[Collection entries]

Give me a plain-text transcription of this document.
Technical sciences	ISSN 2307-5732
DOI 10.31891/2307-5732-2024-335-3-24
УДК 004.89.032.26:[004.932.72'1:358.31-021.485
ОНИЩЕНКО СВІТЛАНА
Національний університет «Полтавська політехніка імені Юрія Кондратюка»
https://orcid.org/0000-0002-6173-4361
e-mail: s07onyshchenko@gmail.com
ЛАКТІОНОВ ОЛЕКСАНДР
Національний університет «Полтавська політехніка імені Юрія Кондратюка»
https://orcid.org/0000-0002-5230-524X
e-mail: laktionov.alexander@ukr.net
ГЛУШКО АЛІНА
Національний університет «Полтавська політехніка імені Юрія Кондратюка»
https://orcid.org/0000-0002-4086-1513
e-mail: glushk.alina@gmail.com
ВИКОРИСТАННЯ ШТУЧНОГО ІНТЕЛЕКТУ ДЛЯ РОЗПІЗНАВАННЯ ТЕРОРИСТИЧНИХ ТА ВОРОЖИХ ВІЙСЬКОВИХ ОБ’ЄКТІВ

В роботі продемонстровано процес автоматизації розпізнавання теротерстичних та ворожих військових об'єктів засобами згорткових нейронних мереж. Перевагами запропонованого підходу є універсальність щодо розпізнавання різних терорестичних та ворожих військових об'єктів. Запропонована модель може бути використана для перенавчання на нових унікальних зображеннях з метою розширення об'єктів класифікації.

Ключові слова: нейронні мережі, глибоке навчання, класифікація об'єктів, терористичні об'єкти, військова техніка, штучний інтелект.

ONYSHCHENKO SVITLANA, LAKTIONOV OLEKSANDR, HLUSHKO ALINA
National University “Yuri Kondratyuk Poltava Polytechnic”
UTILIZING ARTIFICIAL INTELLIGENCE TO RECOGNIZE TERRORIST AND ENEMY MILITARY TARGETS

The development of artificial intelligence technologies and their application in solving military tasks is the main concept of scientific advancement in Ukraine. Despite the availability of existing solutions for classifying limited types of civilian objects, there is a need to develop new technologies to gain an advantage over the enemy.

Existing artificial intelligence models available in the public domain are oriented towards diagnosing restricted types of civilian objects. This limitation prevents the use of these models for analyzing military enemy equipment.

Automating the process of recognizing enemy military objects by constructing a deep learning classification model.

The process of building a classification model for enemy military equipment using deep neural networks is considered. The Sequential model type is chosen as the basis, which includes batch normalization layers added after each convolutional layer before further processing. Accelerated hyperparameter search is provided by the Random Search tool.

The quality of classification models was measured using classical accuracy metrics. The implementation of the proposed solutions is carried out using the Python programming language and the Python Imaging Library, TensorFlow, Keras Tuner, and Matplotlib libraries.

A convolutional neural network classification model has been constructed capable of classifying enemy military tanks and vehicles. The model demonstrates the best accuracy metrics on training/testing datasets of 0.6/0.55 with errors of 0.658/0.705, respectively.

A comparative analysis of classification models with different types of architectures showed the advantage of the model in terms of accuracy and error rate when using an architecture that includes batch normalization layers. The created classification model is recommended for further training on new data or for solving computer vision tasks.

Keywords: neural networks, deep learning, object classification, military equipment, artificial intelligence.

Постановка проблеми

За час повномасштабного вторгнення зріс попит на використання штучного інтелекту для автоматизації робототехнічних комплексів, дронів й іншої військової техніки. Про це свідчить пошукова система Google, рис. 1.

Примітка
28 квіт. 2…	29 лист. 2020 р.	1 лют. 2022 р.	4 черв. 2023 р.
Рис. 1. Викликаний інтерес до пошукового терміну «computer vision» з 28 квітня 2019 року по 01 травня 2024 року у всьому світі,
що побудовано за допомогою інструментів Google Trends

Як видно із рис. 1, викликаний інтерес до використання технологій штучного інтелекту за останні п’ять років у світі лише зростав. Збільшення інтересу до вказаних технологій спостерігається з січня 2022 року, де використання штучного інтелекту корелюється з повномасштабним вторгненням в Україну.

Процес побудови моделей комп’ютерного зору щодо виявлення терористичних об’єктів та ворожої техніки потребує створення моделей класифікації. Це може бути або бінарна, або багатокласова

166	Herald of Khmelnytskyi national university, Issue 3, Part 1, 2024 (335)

YOUR OBJECTIVE:
Tally the lines of the listing that include "neural". Reply with nothing but the count.

RESULT FOR THIS EXERCISE:
3